Return all of the data exactly as written, without the pictures.

++++ GIVEN DATA ++++

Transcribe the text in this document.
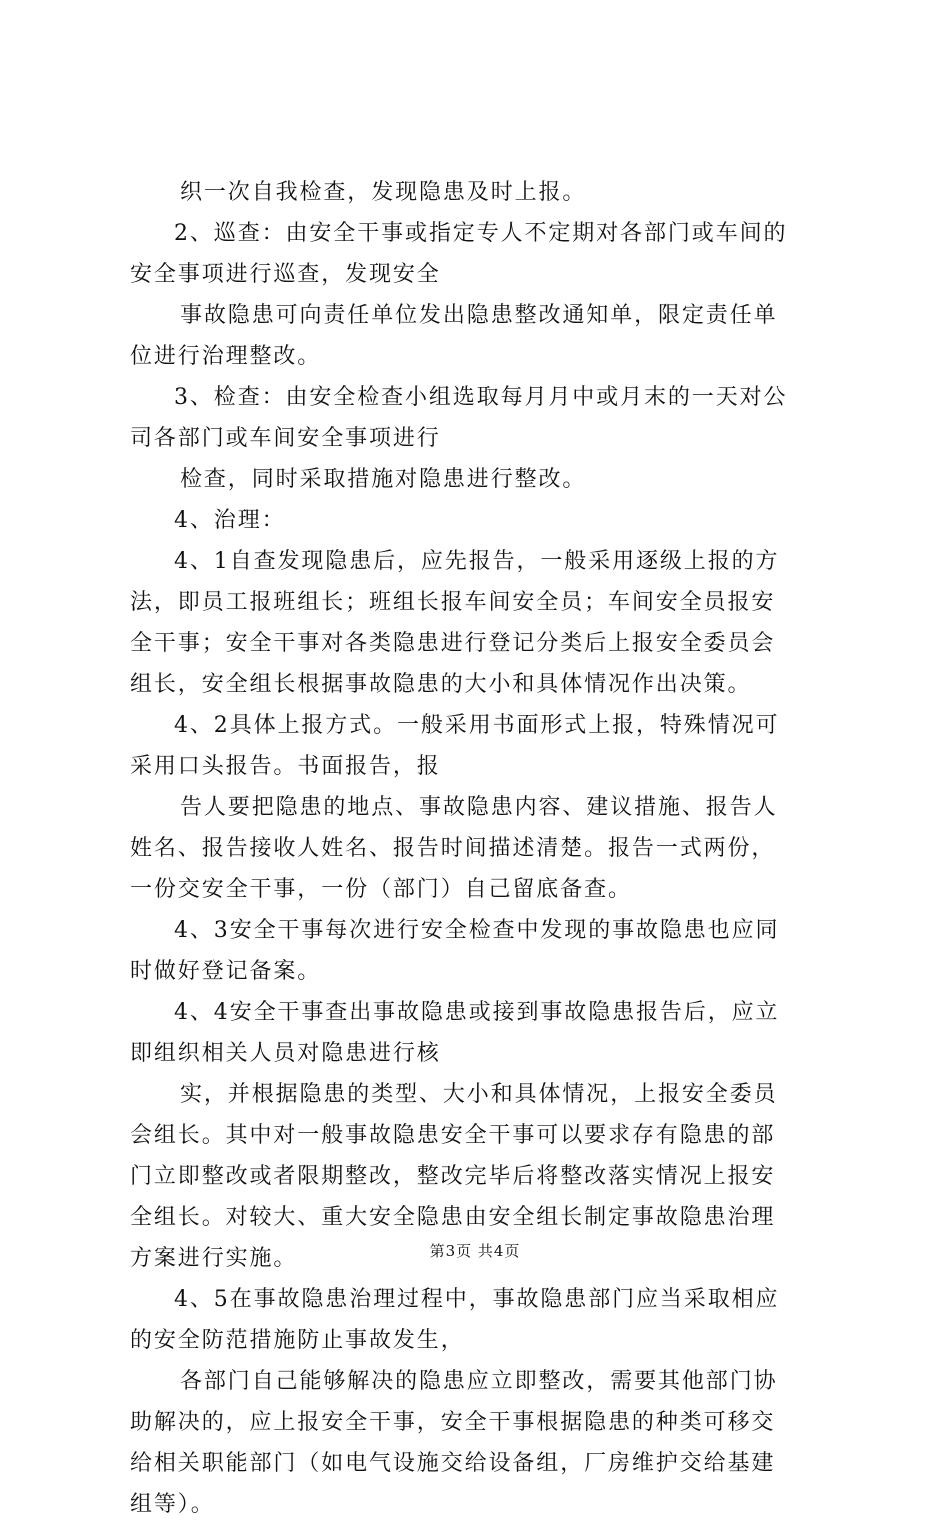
织一次自我检查，发现隐患及时上报。
2、巡查：由安全干事或指定专人不定期对各部门或车间的
安全事项进行巡查，发现安全
事故隐患可向责任单位发出隐患整改通知单，限定责任单
位进行治理整改。
3、检查：由安全检查小组选取每月月中或月末的一天对公
司各部门或车间安全事项进行
检查，同时采取措施对隐患进行整改。
4、治理：
4、1自查发现隐患后，应先报告，一般采用逐级上报的方
法，即员工报班组长；班组长报车间安全员；车间安全员报安
全干事；安全干事对各类隐患进行登记分类后上报安全委员会
组长，安全组长根据事故隐患的大小和具体情况作出决策。
4、2具体上报方式。一般采用书面形式上报，特殊情况可
采用口头报告。书面报告，报
告人要把隐患的地点、事故隐患内容、建议措施、报告人
姓名、报告接收人姓名、报告时间描述清楚。报告一式两份，
一份交安全干事，一份（部门）自己留底备查。
4、3安全干事每次进行安全检查中发现的事故隐患也应同
时做好登记备案。
4、4安全干事查出事故隐患或接到事故隐患报告后，应立
即组织相关人员对隐患进行核
实，并根据隐患的类型、大小和具体情况，上报安全委员
会组长。其中对一般事故隐患安全干事可以要求存有隐患的部
门立即整改或者限期整改，整改完毕后将整改落实情况上报安
全组长。对较大、重大安全隐患由安全组长制定事故隐患治理
方案进行实施。
4、5在事故隐患治理过程中，事故隐患部门应当采取相应
的安全防范措施防止事故发生，
各部门自己能够解决的隐患应立即整改，需要其他部门协
助解决的，应上报安全干事，安全干事根据隐患的种类可移交
给相关职能部门（如电气设施交给设备组，厂房维护交给基建
组等）。
第3页 共4页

++++

**SOLUTION FOR THIS EXERCISE**:
Transcribe the text in this document.
织一次自我检查，发现隐患及时上报。
2、巡查：由安全干事或指定专人不定期对各部门或车间的
安全事项进行巡查，发现安全
事故隐患可向责任单位发出隐患整改通知单，限定责任单
位进行治理整改。
3、检查：由安全检查小组选取每月月中或月末的一天对公
司各部门或车间安全事项进行
检查，同时采取措施对隐患进行整改。
4、治理：
4、1自查发现隐患后，应先报告，一般采用逐级上报的方
法，即员工报班组长；班组长报车间安全员；车间安全员报安
全干事；安全干事对各类隐患进行登记分类后上报安全委员会
组长，安全组长根据事故隐患的大小和具体情况作出决策。
4、2具体上报方式。一般采用书面形式上报，特殊情况可
采用口头报告。书面报告，报
告人要把隐患的地点、事故隐患内容、建议措施、报告人
姓名、报告接收人姓名、报告时间描述清楚。报告一式两份，
一份交安全干事，一份（部门）自己留底备查。
4、3安全干事每次进行安全检查中发现的事故隐患也应同
时做好登记备案。
4、4安全干事查出事故隐患或接到事故隐患报告后，应立
即组织相关人员对隐患进行核
实，并根据隐患的类型、大小和具体情况，上报安全委员
会组长。其中对一般事故隐患安全干事可以要求存有隐患的部
门立即整改或者限期整改，整改完毕后将整改落实情况上报安
全组长。对较大、重大安全隐患由安全组长制定事故隐患治理
方案进行实施。
4、5在事故隐患治理过程中，事故隐患部门应当采取相应
的安全防范措施防止事故发生，
各部门自己能够解决的隐患应立即整改，需要其他部门协
助解决的，应上报安全干事，安全干事根据隐患的种类可移交
给相关职能部门（如电气设施交给设备组，厂房维护交给基建
组等）。
第3页 共4页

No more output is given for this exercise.